#### Supplied records:
--
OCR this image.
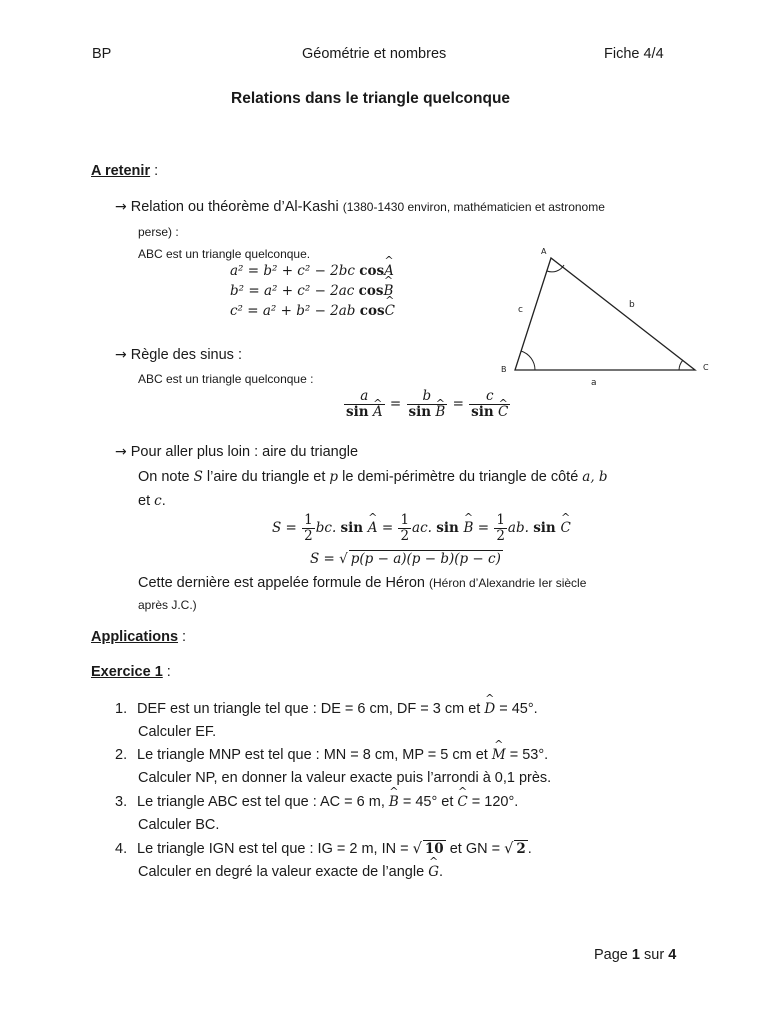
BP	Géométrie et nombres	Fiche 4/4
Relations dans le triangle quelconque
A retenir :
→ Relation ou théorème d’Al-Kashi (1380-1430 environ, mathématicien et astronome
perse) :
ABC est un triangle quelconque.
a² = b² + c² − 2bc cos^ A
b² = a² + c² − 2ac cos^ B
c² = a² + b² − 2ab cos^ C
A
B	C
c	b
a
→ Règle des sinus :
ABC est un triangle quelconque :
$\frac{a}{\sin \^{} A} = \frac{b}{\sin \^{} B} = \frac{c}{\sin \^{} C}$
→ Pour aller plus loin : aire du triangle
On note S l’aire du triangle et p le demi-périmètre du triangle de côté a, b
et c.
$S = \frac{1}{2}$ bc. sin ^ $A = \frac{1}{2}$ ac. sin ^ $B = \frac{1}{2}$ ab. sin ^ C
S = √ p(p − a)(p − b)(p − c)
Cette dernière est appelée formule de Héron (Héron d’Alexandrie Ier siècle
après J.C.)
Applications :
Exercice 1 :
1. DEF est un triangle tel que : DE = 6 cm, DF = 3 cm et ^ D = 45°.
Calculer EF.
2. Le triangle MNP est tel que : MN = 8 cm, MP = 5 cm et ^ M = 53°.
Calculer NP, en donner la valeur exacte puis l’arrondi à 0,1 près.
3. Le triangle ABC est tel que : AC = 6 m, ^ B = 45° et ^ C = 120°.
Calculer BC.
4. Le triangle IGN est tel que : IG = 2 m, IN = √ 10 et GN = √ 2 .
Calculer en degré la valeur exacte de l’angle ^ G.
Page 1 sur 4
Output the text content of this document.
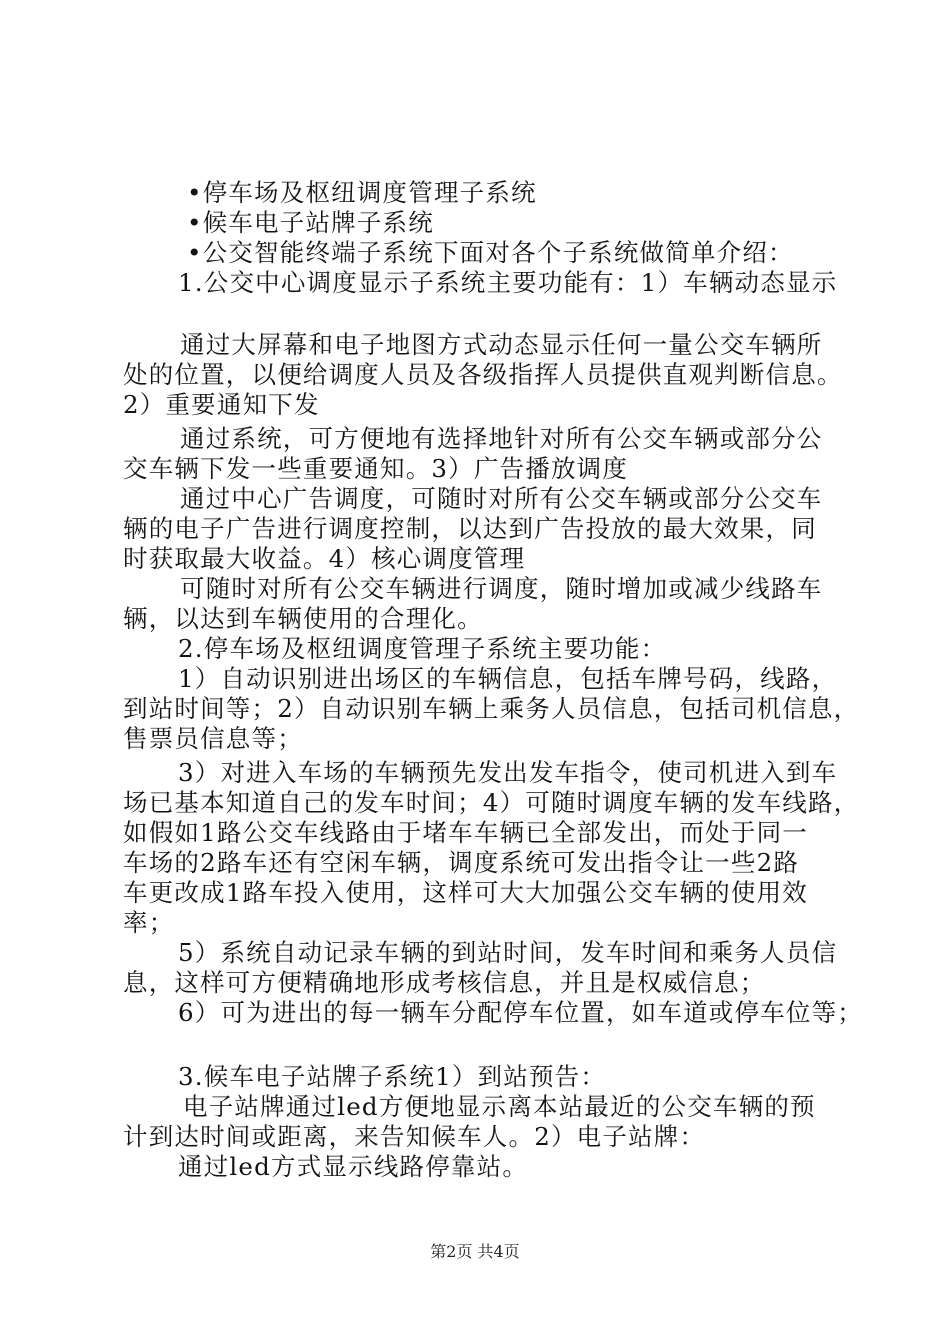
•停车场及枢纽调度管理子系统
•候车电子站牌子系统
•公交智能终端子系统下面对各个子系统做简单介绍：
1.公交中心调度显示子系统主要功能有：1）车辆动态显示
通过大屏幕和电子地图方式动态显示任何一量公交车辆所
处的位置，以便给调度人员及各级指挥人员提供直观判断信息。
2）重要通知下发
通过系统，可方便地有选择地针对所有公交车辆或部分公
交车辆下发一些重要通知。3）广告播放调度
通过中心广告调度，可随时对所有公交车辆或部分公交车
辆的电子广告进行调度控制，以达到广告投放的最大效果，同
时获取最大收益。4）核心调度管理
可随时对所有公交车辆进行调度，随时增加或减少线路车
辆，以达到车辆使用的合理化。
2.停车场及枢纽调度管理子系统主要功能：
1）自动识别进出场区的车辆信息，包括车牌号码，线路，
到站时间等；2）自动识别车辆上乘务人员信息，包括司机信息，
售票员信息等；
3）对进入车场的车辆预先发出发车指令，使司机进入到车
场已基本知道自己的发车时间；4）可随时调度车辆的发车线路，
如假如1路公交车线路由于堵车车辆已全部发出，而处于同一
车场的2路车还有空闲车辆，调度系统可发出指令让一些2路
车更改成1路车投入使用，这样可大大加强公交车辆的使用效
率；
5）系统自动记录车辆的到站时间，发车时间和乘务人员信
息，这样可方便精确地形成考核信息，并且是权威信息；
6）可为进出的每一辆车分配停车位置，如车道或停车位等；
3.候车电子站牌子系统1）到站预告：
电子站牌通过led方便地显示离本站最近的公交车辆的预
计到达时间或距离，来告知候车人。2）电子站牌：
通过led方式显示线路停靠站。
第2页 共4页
--
#### Task prompt:
Reply with one number only, the count of lines above that hold the string "frac".

#### Solution for this exercise:
2